LIST OF TASKS:
• a. Answer these questions from the parabola solution, marking your answers (i), (ii), (iii):
(i) What value does the parabola solution find for p?
(ii) Which standard form is the given equation said to match?
(iii) At what point is the focus located?
• b. For each statement, say yes or no according to the parabola solution, and quote the words that decide it:
(i) The standard form used is for a parabola that opens to the left or right.
(ii) The axis of symmetry is a vertical line.
• c. Turn the paragraph of the parabola solution that begins "Step 3 :The vertex of the parabola" into a list that keeps its main facts.

EXTRACT TO READ:
++++++++
A) Find the focus, directrix, vertex and axis of symmetry for the parabola:
\[
8(y+2)=(x+1)^{2}
\]
Focus
Directrix
Vertex
\(\boxed{\text{Final Answer: The vertex of the parabola is at the point } (-1, -2), \text{ the focus is at the point } (-1, 0), \text{ the directrix is the line } y = -4, \text{ and the axis of symmetry is the vertical line } x = -1}\)
Step 1 :The given equation is in the form of \(4p(y-k) = (x-h)^2\), which is the standard form of a parabola that opens upwards or downwards.
Step 2 :Here, \(h = -1\), \(k = -2\) and \(4p = 8\), so \(p = 2\).
Step 3 :The vertex of the parabola is at the point \((h, k)\), the focus is at the point \((h, k+p)\), and the directrix is the line \(y = k - p\). The axis of symmetry is the vertical line \(x = h\).
Step 4 :Substituting the values of \(h\), \(k\), and \(p\) into the formulas, we get the vertex at the point \((-1, -2)\), the focus at the point \((-1, 0)\), the directrix at the line \(y = -4\), and the axis of symmetry at the vertical line \(x = -1\).
Step 5 :\(\boxed{\text{Final Answer: The vertex of the parabola is at the point } (-1, -2), \text{ the focus is at the point } (-1, 0), \text{ the directrix is the line } y = -4, \text{ and the axis of symmetry is the vertical line } x = -1}\)
++++++++
DATA EXTRACT:
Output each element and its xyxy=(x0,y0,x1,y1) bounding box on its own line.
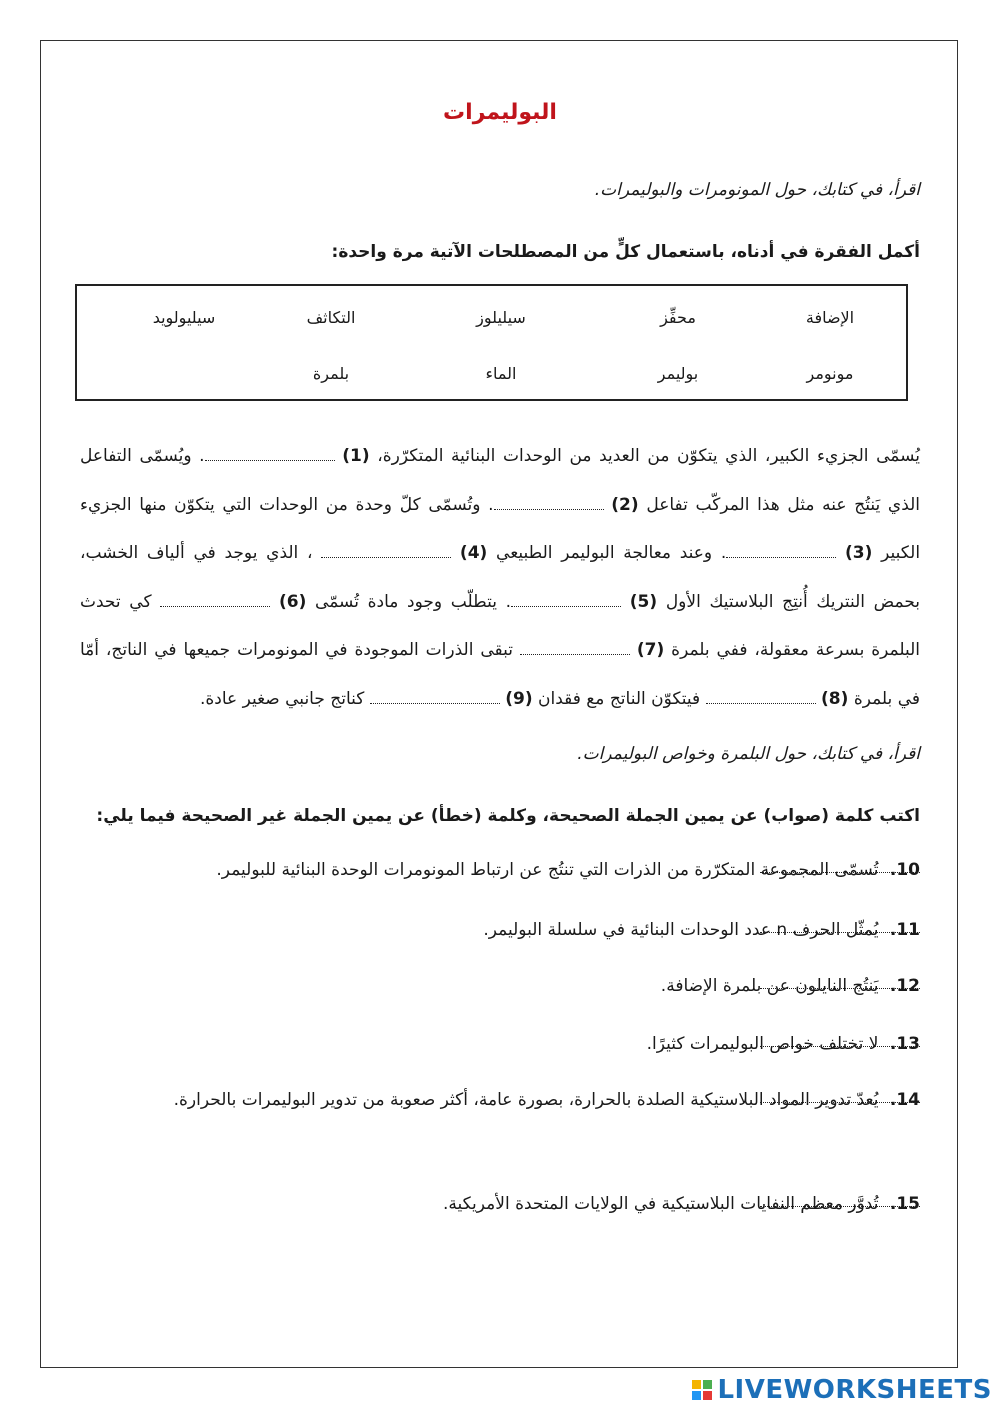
++++++++
EXERCISE RESPONSES:
• a.
(i) p = 2
(ii) 4p(y − k) = (x − h)²
(iii) (−1, 0)

• b.
(i) No: "which is the standard form of a parabola that opens upwards or downwards"
(ii) Yes: "The axis of symmetry is the vertical line"

• c.
- Vertex: the point (h, k)
- Focus: the point (h, k + p)
- Directrix: the line y = k − p
- Axis of symmetry: the vertical line x = h